Data excerpts:
========================

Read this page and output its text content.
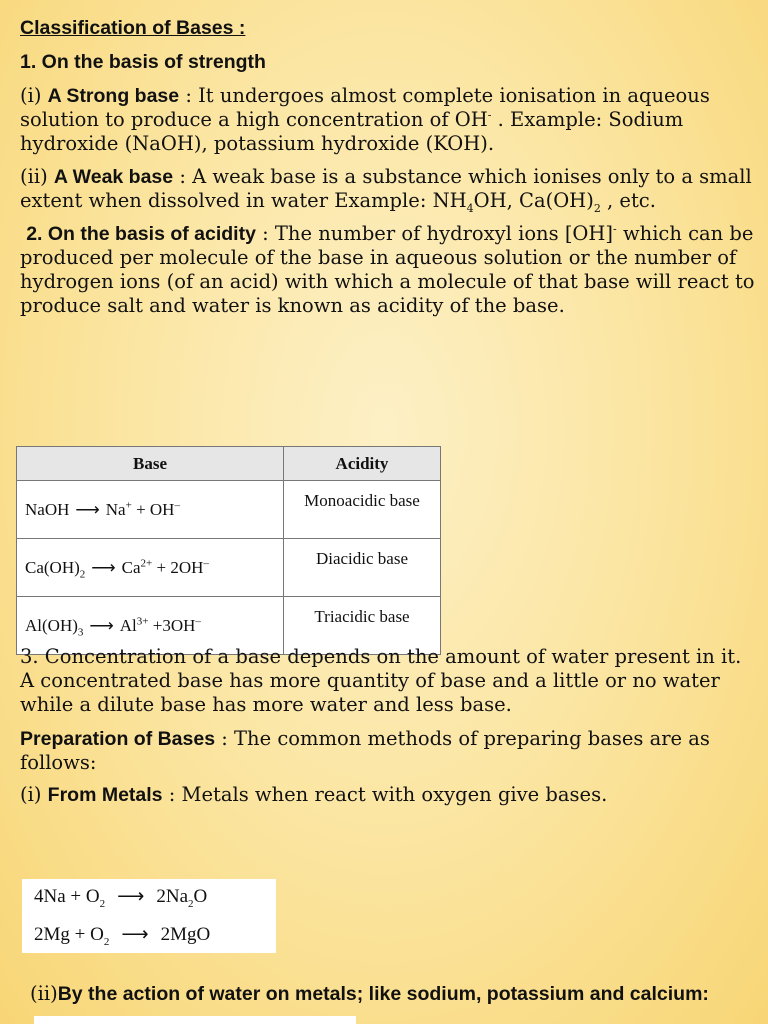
Classification of Bases :
1. On the basis of strength
(i) A Strong base : It undergoes almost complete ionisation in aqueous solution to produce a high concentration of OH- . Example: Sodium hydroxide (NaOH), potassium hydroxide (KOH).
(ii) A Weak base : A weak base is a substance which ionises only to a small extent when dissolved in water Example: $NH_4OH$, $Ca(OH)_2$ , etc.
2. On the basis of acidity : The number of hydroxyl ions [OH]- which can be produced per molecule of the base in aqueous solution or the number of hydrogen ions (of an acid) with which a molecule of that base will react to produce salt and water is known as acidity of the base.
Base	Acidity
NaOH ⟶ Na+ + OH–	Monoacidic base
$Ca(OH)_2$ ⟶ $Ca^{2+} + 2OH^-$	Diacidic base
$Al(OH)_3$ ⟶ $Al^{3+} +3OH^-$	Triacidic base
3. Concentration of a base depends on the amount of water present in it. A concentrated base has more quantity of base and a little or no water while a dilute base has more water and less base.
Preparation of Bases : The common methods of preparing bases are as follows:
(i) From Metals : Metals when react with oxygen give bases.
$4Na + O_2$ ⟶ $2Na_2O$
$2Mg + O_2$ ⟶ 2MgO
(ii)By the action of water on metals; like sodium, potassium and calcium:
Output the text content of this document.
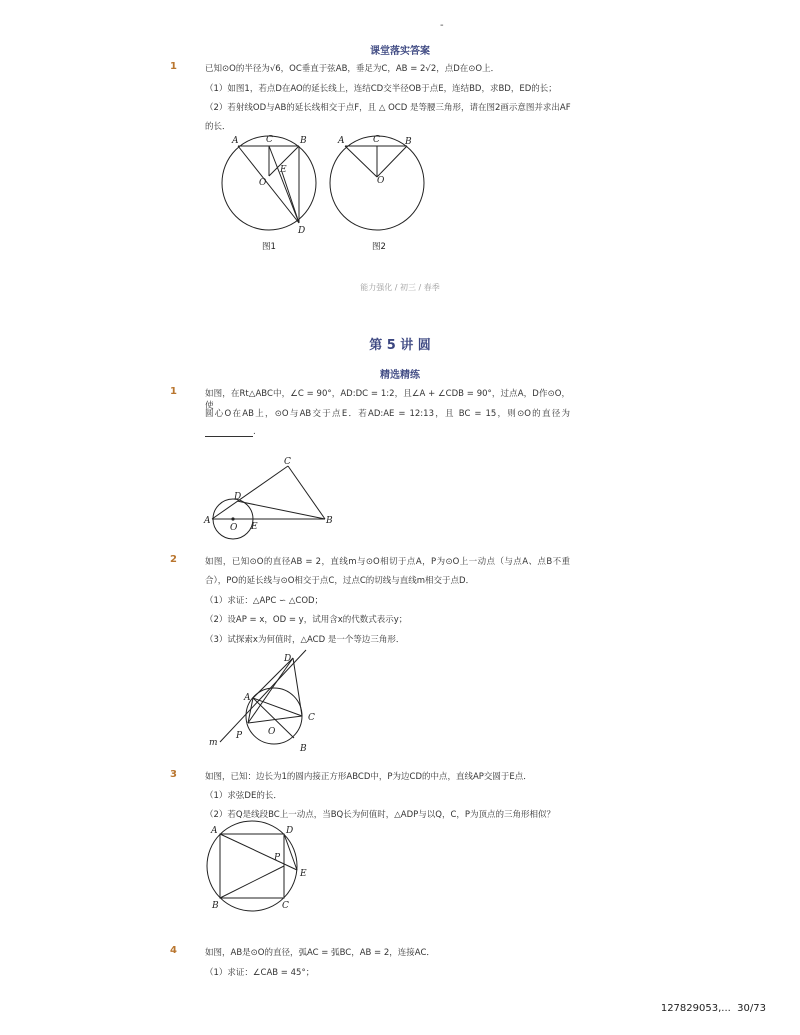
-
课堂落实答案
1	已知⊙O的半径为√6，OC垂直于弦AB，垂足为C，AB = 2√2，点D在⊙O上．
（1）如图1，若点D在AO的延长线上，连结CD交半径OB于点E，连结BD，求BD，ED的长；
（2）若射线OD与AB的延长线相交于点F，且 △ OCD 是等腰三角形，请在图2画示意图并求出AF
的长．
A	C	B
O
E
D
图1
A	C	B
O
图2
能力强化 / 初三 / 春季
第 5 讲 圆
精选精练
1	如图，在Rt△ABC中，∠C = 90°，AD:DC = 1:2，且∠A + ∠CDB = 90°，过点A，D作⊙O，使
圆心O在AB上，⊙O与AB交于点E．若AD:AE = 12:13，且 BC = 15，则⊙O的直径为
.
C
D
A
O E
B
2	如图，已知⊙O的直径AB = 2，直线m与⊙O相切于点A，P为⊙O上一动点（与点A、点B不重
合），PO的延长线与⊙O相交于点C，过点C的切线与直线m相交于点D．
（1）求证：△APC ∽ △COD；
（2）设AP = x，OD = y，试用含x的代数式表示y；
（3）试探索x为何值时，△ACD 是一个等边三角形．
D
A
C
P	O
B
m
3	如图，已知：边长为1的圆内接正方形ABCD中，P为边CD的中点，直线AP交圆于E点．
（1）求弦DE的长．
（2）若Q是线段BC上一动点，当BQ长为何值时，△ADP与以Q，C，P为顶点的三角形相似？
A	D
P
E
B	C
4	如图，AB是⊙O的直径，弧AC = 弧BC，AB = 2，连接AC．
（1）求证：∠CAB = 45°；
127829053,... 30/73
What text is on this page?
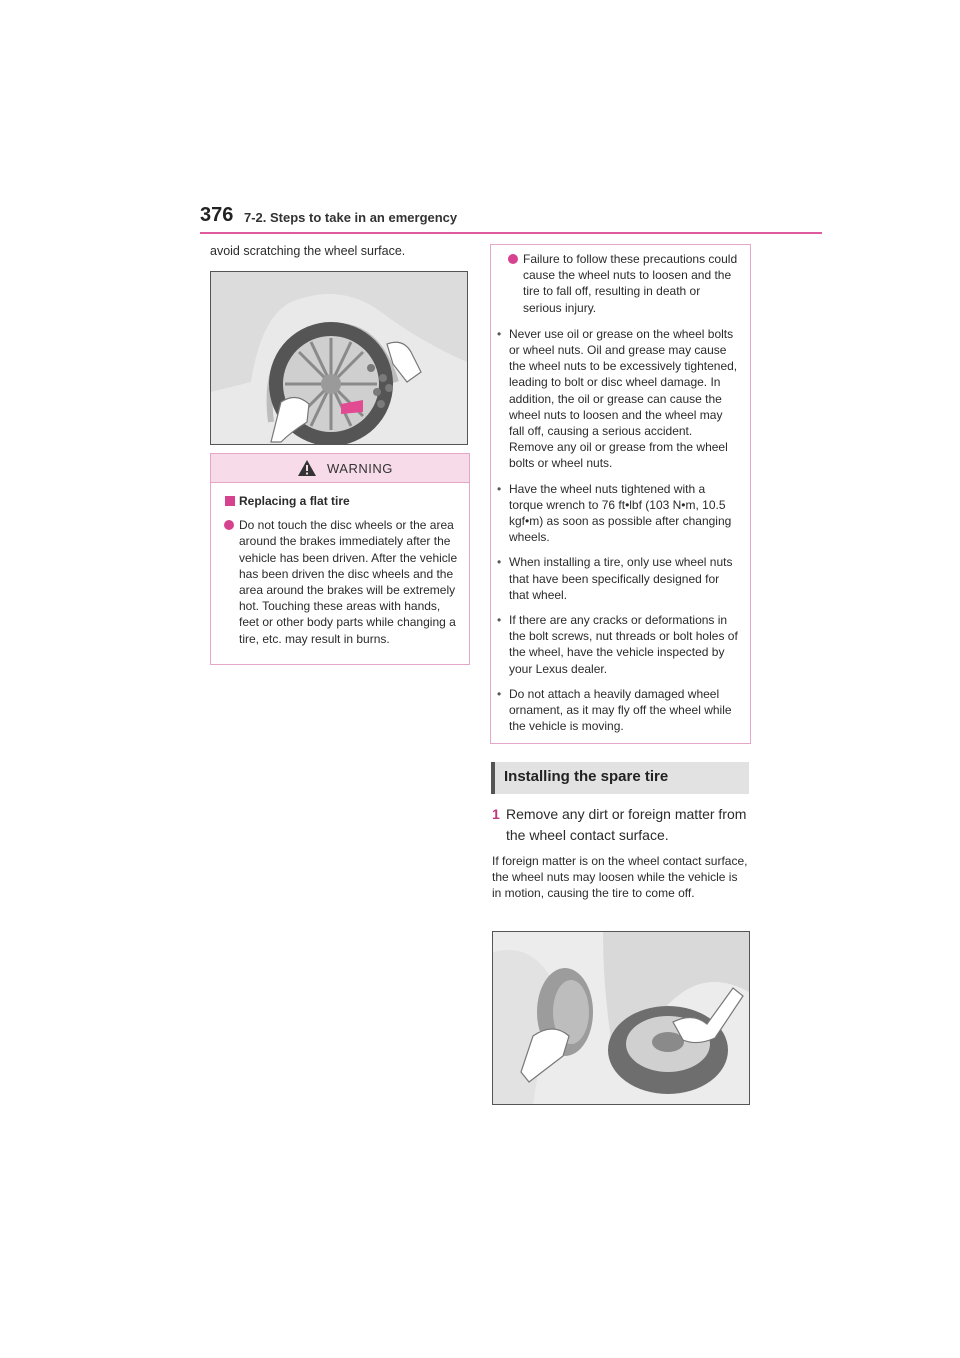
376 7-2. Steps to take in an emergency

avoid scratching the wheel surface.

WARNING
Replacing a flat tire
Do not touch the disc wheels or the area around the brakes immediately after the vehicle has been driven. After the vehicle has been driven the disc wheels and the area around the brakes will be extremely hot. Touching these areas with hands, feet or other body parts while changing a tire, etc. may result in burns.
Failure to follow these precautions could cause the wheel nuts to loosen and the tire to fall off, resulting in death or serious injury.
• Never use oil or grease on the wheel bolts or wheel nuts. Oil and grease may cause the wheel nuts to be excessively tightened, leading to bolt or disc wheel damage. In addition, the oil or grease can cause the wheel nuts to loosen and the wheel may fall off, causing a serious accident. Remove any oil or grease from the wheel bolts or wheel nuts.
• Have the wheel nuts tightened with a torque wrench to 76 ft•lbf (103 N•m, 10.5 kgf•m) as soon as possible after changing wheels.
• When installing a tire, only use wheel nuts that have been specifically designed for that wheel.
• If there are any cracks or deformations in the bolt screws, nut threads or bolt holes of the wheel, have the vehicle inspected by your Lexus dealer.
• Do not attach a heavily damaged wheel ornament, as it may fly off the wheel while the vehicle is moving.
Installing the spare tire
1 Remove any dirt or foreign matter from the wheel contact surface.

If foreign matter is on the wheel contact surface, the wheel nuts may loosen while the vehicle is in motion, causing the tire to come off.
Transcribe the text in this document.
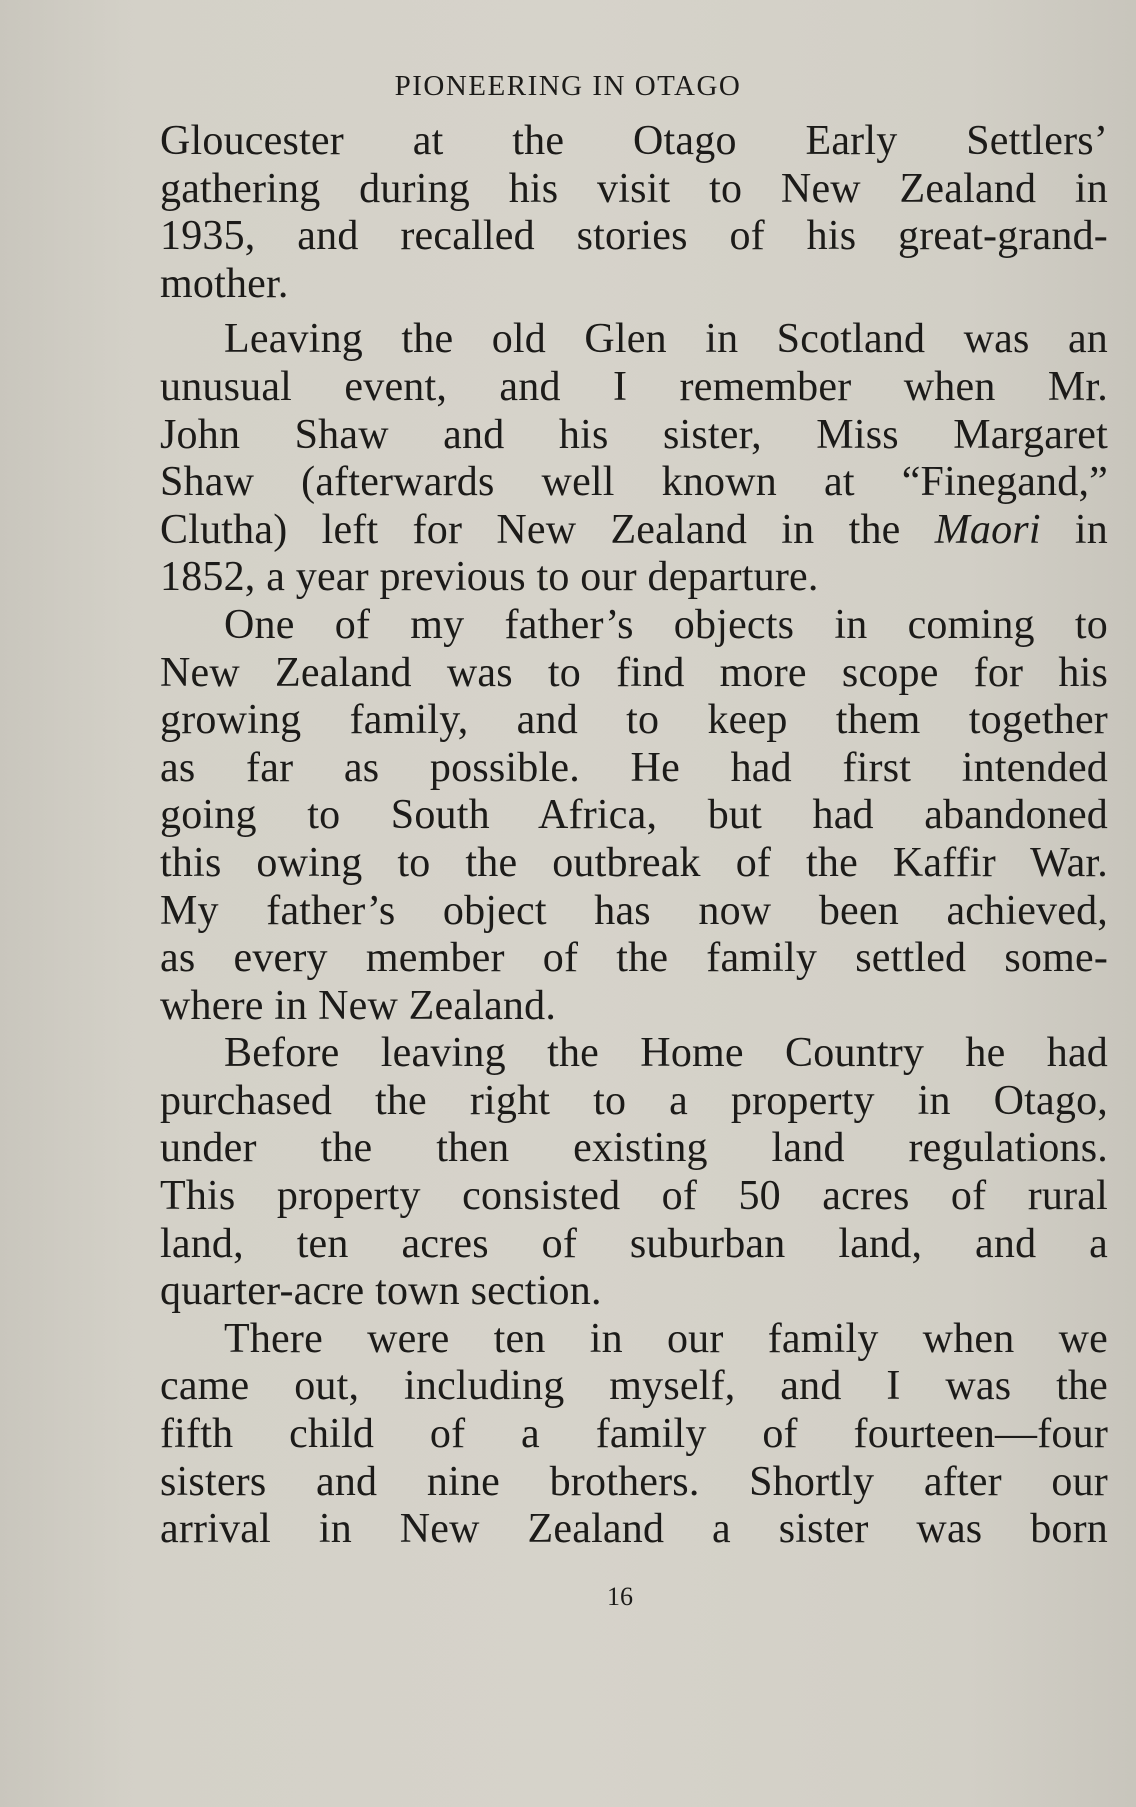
PIONEERING IN OTAGO
Gloucester at the Otago Early Settlers’
gathering during his visit to New Zealand in
1935, and recalled stories of his great-grand-
mother.
Leaving the old Glen in Scotland was an
unusual event, and I remember when Mr.
John Shaw and his sister, Miss Margaret
Shaw (afterwards well known at “Finegand,”
Clutha) left for New Zealand in the Maori in
1852, a year previous to our departure.
One of my father’s objects in coming to
New Zealand was to find more scope for his
growing family, and to keep them together
as far as possible. He had first intended
going to South Africa, but had abandoned
this owing to the outbreak of the Kaffir War.
My father’s object has now been achieved,
as every member of the family settled some-
where in New Zealand.
Before leaving the Home Country he had
purchased the right to a property in Otago,
under the then existing land regulations.
This property consisted of 50 acres of rural
land, ten acres of suburban land, and a
quarter-acre town section.
There were ten in our family when we
came out, including myself, and I was the
fifth child of a family of fourteen—four
sisters and nine brothers. Shortly after our
arrival in New Zealand a sister was born
16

========================

Show each line in the entries that holds the string "page".

Response to this task:
Read this page and output its text content.
What text is on this page?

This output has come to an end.